Repeat all of the data precisely.

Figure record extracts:
____________________

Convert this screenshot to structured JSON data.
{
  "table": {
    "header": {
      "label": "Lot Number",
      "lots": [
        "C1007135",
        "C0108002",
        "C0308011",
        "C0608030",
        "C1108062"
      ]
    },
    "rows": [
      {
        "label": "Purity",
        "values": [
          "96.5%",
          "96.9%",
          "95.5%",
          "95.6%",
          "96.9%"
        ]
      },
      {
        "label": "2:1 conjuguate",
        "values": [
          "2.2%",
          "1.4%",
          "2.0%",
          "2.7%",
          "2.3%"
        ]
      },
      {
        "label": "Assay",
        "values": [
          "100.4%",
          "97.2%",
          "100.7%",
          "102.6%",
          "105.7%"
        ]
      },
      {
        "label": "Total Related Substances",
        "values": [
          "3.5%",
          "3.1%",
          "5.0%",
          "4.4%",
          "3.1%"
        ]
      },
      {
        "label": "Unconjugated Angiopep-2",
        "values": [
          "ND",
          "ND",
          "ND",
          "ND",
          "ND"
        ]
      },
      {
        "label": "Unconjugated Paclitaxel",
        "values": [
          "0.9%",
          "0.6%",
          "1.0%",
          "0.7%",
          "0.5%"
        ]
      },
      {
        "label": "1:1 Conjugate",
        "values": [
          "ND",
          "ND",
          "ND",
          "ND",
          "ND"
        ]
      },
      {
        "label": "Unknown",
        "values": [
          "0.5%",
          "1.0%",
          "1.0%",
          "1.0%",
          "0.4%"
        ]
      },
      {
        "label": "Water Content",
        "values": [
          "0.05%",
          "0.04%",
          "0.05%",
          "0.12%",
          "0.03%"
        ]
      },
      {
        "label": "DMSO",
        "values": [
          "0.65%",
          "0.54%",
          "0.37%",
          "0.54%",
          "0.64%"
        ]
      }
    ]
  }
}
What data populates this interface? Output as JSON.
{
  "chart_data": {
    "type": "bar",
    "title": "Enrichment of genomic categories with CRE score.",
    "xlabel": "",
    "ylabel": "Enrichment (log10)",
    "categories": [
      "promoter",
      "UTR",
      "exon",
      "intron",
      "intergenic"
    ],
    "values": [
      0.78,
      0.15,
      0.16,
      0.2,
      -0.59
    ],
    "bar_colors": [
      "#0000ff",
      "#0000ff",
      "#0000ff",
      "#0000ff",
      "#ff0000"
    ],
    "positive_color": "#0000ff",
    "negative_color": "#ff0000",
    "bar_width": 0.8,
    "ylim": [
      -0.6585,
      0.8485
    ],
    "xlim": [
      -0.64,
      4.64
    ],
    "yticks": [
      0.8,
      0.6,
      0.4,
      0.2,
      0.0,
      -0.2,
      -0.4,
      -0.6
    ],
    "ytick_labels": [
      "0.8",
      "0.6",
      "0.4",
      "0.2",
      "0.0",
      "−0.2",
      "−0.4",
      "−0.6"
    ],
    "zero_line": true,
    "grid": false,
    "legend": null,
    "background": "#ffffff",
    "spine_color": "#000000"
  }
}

____________________

__Solution__.
Convert this screenshot to structured JSON data.
{
  "table": {
    "header": {
      "label": "Lot Number",
      "lots": [
        "C1007135",
        "C0108002",
        "C0308011",
        "C0608030",
        "C1108062"
      ]
    },
    "rows": [
      {
        "label": "Purity",
        "values": [
          "96.5%",
          "96.9%",
          "95.5%",
          "95.6%",
          "96.9%"
        ]
      },
      {
        "label": "2:1 conjuguate",
        "values": [
          "2.2%",
          "1.4%",
          "2.0%",
          "2.7%",
          "2.3%"
        ]
      },
      {
        "label": "Assay",
        "values": [
          "100.4%",
          "97.2%",
          "100.7%",
          "102.6%",
          "105.7%"
        ]
      },
      {
        "label": "Total Related Substances",
        "values": [
          "3.5%",
          "3.1%",
          "5.0%",
          "4.4%",
          "3.1%"
        ]
      },
      {
        "label": "Unconjugated Angiopep-2",
        "values": [
          "ND",
          "ND",
          "ND",
          "ND",
          "ND"
        ]
      },
      {
        "label": "Unconjugated Paclitaxel",
        "values": [
          "0.9%",
          "0.6%",
          "1.0%",
          "0.7%",
          "0.5%"
        ]
      },
      {
        "label": "1:1 Conjugate",
        "values": [
          "ND",
          "ND",
          "ND",
          "ND",
          "ND"
        ]
      },
      {
        "label": "Unknown",
        "values": [
          "0.5%",
          "1.0%",
          "1.0%",
          "1.0%",
          "0.4%"
        ]
      },
      {
        "label": "Water Content",
        "values": [
          "0.05%",
          "0.04%",
          "0.05%",
          "0.12%",
          "0.03%"
        ]
      },
      {
        "label": "DMSO",
        "values": [
          "0.65%",
          "0.54%",
          "0.37%",
          "0.54%",
          "0.64%"
        ]
      }
    ]
  }
}
What data populates this interface? Output as JSON.
{
  "chart_data": {
    "type": "bar",
    "title": "Enrichment of genomic categories with CRE score.",
    "xlabel": "",
    "ylabel": "Enrichment (log10)",
    "categories": [
      "promoter",
      "UTR",
      "exon",
      "intron",
      "intergenic"
    ],
    "values": [
      0.78,
      0.15,
      0.16,
      0.2,
      -0.59
    ],
    "bar_colors": [
      "#0000ff",
      "#0000ff",
      "#0000ff",
      "#0000ff",
      "#ff0000"
    ],
    "positive_color": "#0000ff",
    "negative_color": "#ff0000",
    "bar_width": 0.8,
    "ylim": [
      -0.6585,
      0.8485
    ],
    "xlim": [
      -0.64,
      4.64
    ],
    "yticks": [
      0.8,
      0.6,
      0.4,
      0.2,
      0.0,
      -0.2,
      -0.4,
      -0.6
    ],
    "ytick_labels": [
      "0.8",
      "0.6",
      "0.4",
      "0.2",
      "0.0",
      "−0.2",
      "−0.4",
      "−0.6"
    ],
    "zero_line": true,
    "grid": false,
    "legend": null,
    "background": "#ffffff",
    "spine_color": "#000000"
  }
}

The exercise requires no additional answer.